◆ CHALLENGE ◆
Give only the number of lines that include the string "Booth".

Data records
--

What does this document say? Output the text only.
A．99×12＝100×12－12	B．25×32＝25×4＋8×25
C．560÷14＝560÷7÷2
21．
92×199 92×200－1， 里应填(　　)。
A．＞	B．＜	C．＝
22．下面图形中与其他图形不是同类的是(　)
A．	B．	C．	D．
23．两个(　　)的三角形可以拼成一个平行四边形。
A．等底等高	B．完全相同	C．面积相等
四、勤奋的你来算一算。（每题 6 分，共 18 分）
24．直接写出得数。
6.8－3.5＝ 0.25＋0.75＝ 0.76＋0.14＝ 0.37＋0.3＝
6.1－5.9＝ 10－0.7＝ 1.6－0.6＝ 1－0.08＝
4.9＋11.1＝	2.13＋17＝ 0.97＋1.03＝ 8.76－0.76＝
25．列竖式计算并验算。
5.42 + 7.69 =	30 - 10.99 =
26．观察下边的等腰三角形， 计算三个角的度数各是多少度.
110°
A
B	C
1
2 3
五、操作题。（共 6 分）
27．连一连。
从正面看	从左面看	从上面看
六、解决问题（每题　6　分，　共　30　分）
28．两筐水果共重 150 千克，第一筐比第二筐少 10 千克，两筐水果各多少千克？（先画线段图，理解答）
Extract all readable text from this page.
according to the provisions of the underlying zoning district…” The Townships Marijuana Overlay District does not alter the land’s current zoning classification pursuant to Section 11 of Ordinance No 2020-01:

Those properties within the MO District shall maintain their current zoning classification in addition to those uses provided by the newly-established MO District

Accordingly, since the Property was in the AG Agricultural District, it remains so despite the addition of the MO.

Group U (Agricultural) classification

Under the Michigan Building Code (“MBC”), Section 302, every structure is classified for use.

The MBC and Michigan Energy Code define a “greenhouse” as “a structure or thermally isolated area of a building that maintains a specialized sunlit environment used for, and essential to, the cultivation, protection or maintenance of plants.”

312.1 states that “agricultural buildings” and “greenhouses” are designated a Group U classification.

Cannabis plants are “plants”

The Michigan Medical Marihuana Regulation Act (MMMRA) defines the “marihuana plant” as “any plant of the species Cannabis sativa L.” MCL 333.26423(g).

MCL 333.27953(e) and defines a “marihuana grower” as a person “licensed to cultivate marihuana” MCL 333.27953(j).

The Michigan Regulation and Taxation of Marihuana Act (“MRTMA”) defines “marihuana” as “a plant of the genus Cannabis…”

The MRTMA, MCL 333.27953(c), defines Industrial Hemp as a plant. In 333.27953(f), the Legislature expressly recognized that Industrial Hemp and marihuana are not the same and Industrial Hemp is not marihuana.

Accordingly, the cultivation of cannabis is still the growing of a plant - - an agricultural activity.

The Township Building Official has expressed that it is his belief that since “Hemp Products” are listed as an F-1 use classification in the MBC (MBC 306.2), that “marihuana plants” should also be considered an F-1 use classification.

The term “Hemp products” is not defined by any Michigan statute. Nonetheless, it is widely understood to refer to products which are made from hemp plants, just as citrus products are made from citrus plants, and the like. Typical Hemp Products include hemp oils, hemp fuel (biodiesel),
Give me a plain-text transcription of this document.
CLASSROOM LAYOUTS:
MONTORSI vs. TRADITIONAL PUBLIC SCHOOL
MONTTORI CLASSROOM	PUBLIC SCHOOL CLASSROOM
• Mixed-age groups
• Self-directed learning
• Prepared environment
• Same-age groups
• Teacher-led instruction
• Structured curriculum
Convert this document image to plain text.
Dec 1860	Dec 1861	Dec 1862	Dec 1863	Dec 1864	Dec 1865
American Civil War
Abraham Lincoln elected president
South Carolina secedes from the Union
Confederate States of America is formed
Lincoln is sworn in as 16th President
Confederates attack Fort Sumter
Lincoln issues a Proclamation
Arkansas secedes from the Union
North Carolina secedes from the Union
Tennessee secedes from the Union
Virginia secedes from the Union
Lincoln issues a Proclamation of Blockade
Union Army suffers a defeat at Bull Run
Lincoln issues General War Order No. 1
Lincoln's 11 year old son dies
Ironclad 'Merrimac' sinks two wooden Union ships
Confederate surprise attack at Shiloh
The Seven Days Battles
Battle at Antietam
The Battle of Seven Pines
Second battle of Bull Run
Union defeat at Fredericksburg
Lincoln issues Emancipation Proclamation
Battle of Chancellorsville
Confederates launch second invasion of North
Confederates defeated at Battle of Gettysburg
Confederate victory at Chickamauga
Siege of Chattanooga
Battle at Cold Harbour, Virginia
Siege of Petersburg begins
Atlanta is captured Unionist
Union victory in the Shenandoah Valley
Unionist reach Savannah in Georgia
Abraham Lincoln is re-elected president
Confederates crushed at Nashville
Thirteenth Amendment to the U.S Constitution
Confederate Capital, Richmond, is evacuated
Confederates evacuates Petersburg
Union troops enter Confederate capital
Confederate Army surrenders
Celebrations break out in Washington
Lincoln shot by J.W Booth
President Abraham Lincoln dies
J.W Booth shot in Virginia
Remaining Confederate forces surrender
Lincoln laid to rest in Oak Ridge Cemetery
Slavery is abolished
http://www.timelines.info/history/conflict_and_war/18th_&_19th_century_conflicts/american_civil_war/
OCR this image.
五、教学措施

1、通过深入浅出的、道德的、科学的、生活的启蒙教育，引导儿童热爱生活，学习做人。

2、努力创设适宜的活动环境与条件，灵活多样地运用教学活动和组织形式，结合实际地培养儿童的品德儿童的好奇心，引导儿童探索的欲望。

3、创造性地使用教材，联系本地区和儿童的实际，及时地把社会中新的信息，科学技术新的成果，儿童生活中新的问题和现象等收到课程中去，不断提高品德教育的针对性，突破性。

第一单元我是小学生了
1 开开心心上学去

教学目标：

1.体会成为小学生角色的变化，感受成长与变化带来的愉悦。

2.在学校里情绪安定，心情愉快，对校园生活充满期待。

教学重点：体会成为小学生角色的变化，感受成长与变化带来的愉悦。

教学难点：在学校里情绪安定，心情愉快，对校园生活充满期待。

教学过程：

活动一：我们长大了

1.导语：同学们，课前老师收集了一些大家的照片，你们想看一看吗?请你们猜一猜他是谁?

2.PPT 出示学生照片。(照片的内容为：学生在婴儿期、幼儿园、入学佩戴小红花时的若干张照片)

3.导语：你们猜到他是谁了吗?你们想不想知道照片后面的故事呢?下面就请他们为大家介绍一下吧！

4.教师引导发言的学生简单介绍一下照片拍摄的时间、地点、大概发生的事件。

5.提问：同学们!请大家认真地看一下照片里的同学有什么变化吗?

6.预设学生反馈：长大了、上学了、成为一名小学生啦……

--

◆ RESPONSE FOR THIS EXERCISE ◆
2